▶ [DIRECTIVE]
Copy the records below exactly as they are written.

▶ [RECORD SET]
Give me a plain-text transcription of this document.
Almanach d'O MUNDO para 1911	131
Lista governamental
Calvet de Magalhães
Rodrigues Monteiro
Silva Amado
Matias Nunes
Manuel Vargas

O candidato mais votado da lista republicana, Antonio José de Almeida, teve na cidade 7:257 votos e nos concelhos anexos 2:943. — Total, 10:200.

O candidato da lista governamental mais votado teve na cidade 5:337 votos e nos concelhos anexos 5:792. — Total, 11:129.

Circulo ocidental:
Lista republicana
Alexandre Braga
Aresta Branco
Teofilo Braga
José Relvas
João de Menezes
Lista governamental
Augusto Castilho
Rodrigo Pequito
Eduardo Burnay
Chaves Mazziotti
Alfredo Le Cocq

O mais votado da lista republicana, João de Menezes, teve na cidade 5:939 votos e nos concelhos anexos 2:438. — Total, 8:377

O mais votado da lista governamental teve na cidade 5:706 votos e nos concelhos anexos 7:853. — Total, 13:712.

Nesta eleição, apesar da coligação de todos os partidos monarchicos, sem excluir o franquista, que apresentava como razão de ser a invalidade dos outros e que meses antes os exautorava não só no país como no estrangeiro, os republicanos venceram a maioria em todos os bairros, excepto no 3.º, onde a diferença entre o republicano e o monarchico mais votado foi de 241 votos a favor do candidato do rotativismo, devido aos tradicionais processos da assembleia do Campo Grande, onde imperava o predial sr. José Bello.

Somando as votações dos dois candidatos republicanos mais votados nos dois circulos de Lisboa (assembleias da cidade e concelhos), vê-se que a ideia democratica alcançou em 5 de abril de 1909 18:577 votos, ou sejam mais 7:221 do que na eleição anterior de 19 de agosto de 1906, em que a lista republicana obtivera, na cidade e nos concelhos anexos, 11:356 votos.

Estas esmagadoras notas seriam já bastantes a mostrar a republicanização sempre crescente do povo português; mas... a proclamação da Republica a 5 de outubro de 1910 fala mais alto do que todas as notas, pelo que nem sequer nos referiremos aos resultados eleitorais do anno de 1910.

▶ [ANSWER TO THE EXERCISE]
Give me a plain-text transcription of this document.
Almanach d'O MUNDO para 1911	131
Lista governamental
Calvet de Magalhães
Rodrigues Monteiro
Silva Amado
Matias Nunes
Manuel Vargas

O candidato mais votado da lista republicana, Antonio José de Almeida, teve na cidade 7:257 votos e nos concelhos anexos 2:943. — Total, 10:200.

O candidato da lista governamental mais votado teve na cidade 5:337 votos e nos concelhos anexos 5:792. — Total, 11:129.

Circulo ocidental:
Lista republicana
Alexandre Braga
Aresta Branco
Teofilo Braga
José Relvas
João de Menezes
Lista governamental
Augusto Castilho
Rodrigo Pequito
Eduardo Burnay
Chaves Mazziotti
Alfredo Le Cocq

O mais votado da lista republicana, João de Menezes, teve na cidade 5:939 votos e nos concelhos anexos 2:438. — Total, 8:377

O mais votado da lista governamental teve na cidade 5:706 votos e nos concelhos anexos 7:853. — Total, 13:712.

Nesta eleição, apesar da coligação de todos os partidos monarchicos, sem excluir o franquista, que apresentava como razão de ser a invalidade dos outros e que meses antes os exautorava não só no país como no estrangeiro, os republicanos venceram a maioria em todos os bairros, excepto no 3.º, onde a diferença entre o republicano e o monarchico mais votado foi de 241 votos a favor do candidato do rotativismo, devido aos tradicionais processos da assembleia do Campo Grande, onde imperava o predial sr. José Bello.

Somando as votações dos dois candidatos republicanos mais votados nos dois circulos de Lisboa (assembleias da cidade e concelhos), vê-se que a ideia democratica alcançou em 5 de abril de 1909 18:577 votos, ou sejam mais 7:221 do que na eleição anterior de 19 de agosto de 1906, em que a lista republicana obtivera, na cidade e nos concelhos anexos, 11:356 votos.

Estas esmagadoras notas seriam já bastantes a mostrar a republicanização sempre crescente do povo português; mas... a proclamação da Republica a 5 de outubro de 1910 fala mais alto do que todas as notas, pelo que nem sequer nos referiremos aos resultados eleitorais do anno de 1910.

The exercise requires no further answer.